● 练习要求:
**A.** 把讲CRISPR/Cas9基因编辑的原文里，从“2.4 CRISPR/Cas9 介导的基因编辑技术”一直到“RNA）。CRISPR/Cas9 技 术的应用能高效编辑靶向基因，也简化了重组病毒的构建过程。”的这段话一字不差地抄下来。
**B.** 对照讲CRISPR/Cas9基因编辑的原文，看下面三句话是否相符，每句答“是”或“否”，并原样引出原文中起决定作用的词句：(i) 刘继婷得到的gE－PRV毒株，致病力比亲本毒株HeN1明显降低；(ii) 金铭等经过5轮噬斑克隆纯化，得到了重组病毒PRV-1-ΔgE；(iii) 汤艳东等发现双sgRNA共同介导能提高大片段基因缺失效率。
**C.** 把讲CRISPR/Cas9基因编辑的原文中这句话译成英文：“2016 年已有研究人员使用CRISPR/Cas9 技术对PRV 基因组进行基因改造。”

● 原文:

2.4 CRISPR/Cas9 介导的基因编辑技术

CRISPR/Cas9技术是一种由向导RNA指导的，利用Cas9 核酸酶对靶向基因进行编辑的基因重组技术，因其载体构建简单且靶向效率高而深受研究人员关注。CRISPR/Cas9 系统敲除流程如下：Cas 蛋白表达，间隔重复序列转录并经过剪切形成短CRISPR 的RNA，crRNA 通过碱基配对与tracrRNA 退火形成复合体，此复合体能特异性识别基因组序列，引导Cas 蛋白识别PAM 位点，结合到染色体上，在寻找到目标序列后，切割DNA形成双链断裂（Double strand break，DSB），再通过同源重组或非同源末端链接（Non-homologous end joining，NHEJ）修复［32-33］。而通过人工设计的crRNA 和tracrRNA，形成具有引导作用的sgRNA（Single guide RNA）。CRISPR/Cas9 技 术的应用能高效编辑靶向基因，也简化了重组病毒的构建过程。

2016 年已有研究人员使用CRISPR/Cas9 技术对PRV 基因组进行基因改造。Xu 等［34］利用CRISPR/Cas9 成功构建了PRV gE－/TK－株。于之清［35］首次使用CRISPR/Cas9 技术直接对病毒基因进行大片段替换编辑，将CRISPR/Cas9基因编辑技术与同源重组相结合，用PRV 突变株JS-2012 的gB 基因取代了PRV 经典疫苗株Bartha-K61 的gB 基因，用低熔点琼脂糖噬斑和PCR 对病毒进行纯化和筛选鉴定，获得重组病毒rPRV-BJB。刘继婷［36］采用CRISPR/Cas9 技术对PRV HeN1 毒株基因组进行快速编辑，先是筛选出有效的sgRNA，将PRV HeN1 毒株gE、gI 和TK 3 个基因分别敲除，获得了gE－PRV、gE－/gIPRV 和gE－/gI－/TK－PRV 3 株基因缺失毒株，并在小鼠体内进行免疫保护实验，其中gE－PRV和gE－/gI－PRV 基因缺失毒株的致病力与亲本毒株HeN1 无明显差异，而gE－/gI－/TK－PRV 三基因缺失株的毒力相对于亲本株明显降低，对当前流行的PRV 变异株HeN1 表现出良好的免疫保护作用，促进了研制PRV 变异株疫苗的发展。2018 年汤艳东等［37］构建了Luciferase 萤光素酶和EGFP 双报告基因的重组病毒，同时建立了PRV 大片段缺失平台，发现了双sgRNA 共同介导可提高大片段基因缺失效率。金铭等［38］采用CRISPR/Cas9 基因编辑技术，首先筛选出转染效率较高的细胞系和1 对高效编辑 PRV gE 基因的sgRNA，通过5 轮噬斑克隆纯化，获得1 株重组病毒PRV-1-ΔgE，对传代病毒进行测序分析，证实此重组病毒能稳定遗传。

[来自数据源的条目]
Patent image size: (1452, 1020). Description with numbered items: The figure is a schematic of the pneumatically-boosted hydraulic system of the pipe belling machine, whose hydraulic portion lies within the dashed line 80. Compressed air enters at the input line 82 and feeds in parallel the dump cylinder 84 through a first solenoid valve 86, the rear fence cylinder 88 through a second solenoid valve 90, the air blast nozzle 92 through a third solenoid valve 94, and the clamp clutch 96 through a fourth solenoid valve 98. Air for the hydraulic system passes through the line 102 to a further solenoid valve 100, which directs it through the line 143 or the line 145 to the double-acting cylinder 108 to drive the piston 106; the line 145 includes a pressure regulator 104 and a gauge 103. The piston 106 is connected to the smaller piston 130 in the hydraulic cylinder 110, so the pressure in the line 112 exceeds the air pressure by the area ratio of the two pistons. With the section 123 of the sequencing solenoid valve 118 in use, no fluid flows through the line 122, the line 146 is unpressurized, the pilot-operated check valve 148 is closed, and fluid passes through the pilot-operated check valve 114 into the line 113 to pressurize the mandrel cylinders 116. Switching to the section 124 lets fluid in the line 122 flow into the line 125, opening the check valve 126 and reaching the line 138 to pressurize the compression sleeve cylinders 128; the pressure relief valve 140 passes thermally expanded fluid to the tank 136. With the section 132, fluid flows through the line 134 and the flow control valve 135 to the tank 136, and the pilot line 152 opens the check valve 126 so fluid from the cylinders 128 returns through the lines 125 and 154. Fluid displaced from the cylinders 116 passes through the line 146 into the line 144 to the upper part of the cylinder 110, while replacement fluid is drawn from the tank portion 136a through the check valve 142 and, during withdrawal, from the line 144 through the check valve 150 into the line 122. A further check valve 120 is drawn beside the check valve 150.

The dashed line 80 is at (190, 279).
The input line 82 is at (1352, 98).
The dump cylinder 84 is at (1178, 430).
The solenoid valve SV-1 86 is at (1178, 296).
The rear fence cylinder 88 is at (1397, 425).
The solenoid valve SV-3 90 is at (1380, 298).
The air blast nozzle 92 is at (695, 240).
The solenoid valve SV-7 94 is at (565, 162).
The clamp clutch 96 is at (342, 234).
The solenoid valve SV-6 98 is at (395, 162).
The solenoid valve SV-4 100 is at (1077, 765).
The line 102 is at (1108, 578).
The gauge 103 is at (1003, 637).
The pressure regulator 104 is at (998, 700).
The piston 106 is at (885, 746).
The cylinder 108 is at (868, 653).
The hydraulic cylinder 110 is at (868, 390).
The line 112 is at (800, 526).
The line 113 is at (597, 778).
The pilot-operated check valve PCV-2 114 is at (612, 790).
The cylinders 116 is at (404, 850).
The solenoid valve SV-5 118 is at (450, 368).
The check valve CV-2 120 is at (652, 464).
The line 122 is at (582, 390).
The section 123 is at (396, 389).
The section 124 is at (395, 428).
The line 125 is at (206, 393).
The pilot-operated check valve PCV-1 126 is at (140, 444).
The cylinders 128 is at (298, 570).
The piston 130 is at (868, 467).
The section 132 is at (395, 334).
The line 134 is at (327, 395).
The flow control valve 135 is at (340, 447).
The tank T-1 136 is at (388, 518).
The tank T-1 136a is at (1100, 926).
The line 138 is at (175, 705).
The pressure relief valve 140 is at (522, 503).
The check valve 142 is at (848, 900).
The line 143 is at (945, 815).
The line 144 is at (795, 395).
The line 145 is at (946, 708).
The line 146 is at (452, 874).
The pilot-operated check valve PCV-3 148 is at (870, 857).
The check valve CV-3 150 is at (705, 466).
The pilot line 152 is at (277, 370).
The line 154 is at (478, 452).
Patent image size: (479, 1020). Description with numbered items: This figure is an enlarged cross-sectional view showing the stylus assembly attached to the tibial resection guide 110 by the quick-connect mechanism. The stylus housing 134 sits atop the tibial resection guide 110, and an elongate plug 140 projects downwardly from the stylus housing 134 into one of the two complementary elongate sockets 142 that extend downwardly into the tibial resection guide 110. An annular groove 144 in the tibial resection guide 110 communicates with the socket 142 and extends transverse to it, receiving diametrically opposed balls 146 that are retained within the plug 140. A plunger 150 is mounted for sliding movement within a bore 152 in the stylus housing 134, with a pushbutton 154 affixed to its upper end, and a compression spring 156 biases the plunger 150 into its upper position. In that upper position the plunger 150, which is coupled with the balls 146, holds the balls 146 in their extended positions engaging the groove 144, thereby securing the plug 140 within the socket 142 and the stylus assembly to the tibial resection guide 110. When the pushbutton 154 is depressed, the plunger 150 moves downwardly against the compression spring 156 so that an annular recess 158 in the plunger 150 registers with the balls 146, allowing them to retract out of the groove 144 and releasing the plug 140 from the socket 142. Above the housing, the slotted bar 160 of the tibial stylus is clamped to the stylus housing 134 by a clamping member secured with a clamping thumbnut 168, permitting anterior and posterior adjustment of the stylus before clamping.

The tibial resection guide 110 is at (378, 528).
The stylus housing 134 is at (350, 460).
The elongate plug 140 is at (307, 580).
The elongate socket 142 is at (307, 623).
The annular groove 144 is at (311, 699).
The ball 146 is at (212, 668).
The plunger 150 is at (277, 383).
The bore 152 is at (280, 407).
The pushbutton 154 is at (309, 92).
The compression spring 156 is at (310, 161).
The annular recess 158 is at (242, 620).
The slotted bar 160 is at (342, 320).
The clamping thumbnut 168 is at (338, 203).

● 任务结果:
**A.**
2.4 CRISPR/Cas9 介导的基因编辑技术

CRISPR/Cas9技术是一种由向导RNA指导的，利用Cas9 核酸酶对靶向基因进行编辑的基因重组技术，因其载体构建简单且靶向效率高而深受研究人员关注。CRISPR/Cas9 系统敲除流程如下：Cas 蛋白表达，间隔重复序列转录并经过剪切形成短CRISPR 的RNA，crRNA 通过碱基配对与tracrRNA 退火形成复合体，此复合体能特异性识别基因组序列，引导Cas 蛋白识别PAM 位点，结合到染色体上，在寻找到目标序列后，切割DNA形成双链断裂（Double strand break，DSB），再通过同源重组或非同源末端链接（Non-homologous end joining，NHEJ）修复［32-33］。而通过人工设计的crRNA 和tracrRNA，形成具有引导作用的sgRNA（Single guide RNA）。CRISPR/Cas9 技 术的应用能高效编辑靶向基因，也简化了重组病毒的构建过程。

**B.**
(i) 否。“其中gE－PRV和gE－/gI－PRV 基因缺失毒株的致病力与亲本毒株HeN1 无明显差异”
(ii) 是。“通过5 轮噬斑克隆纯化，获得1 株重组病毒PRV-1-ΔgE”
(iii) 是。“发现了双sgRNA 共同介导可提高大片段基因缺失效率”

**C.** By 2016, researchers had already used CRISPR/Cas9 technology to genetically modify the PRV genome.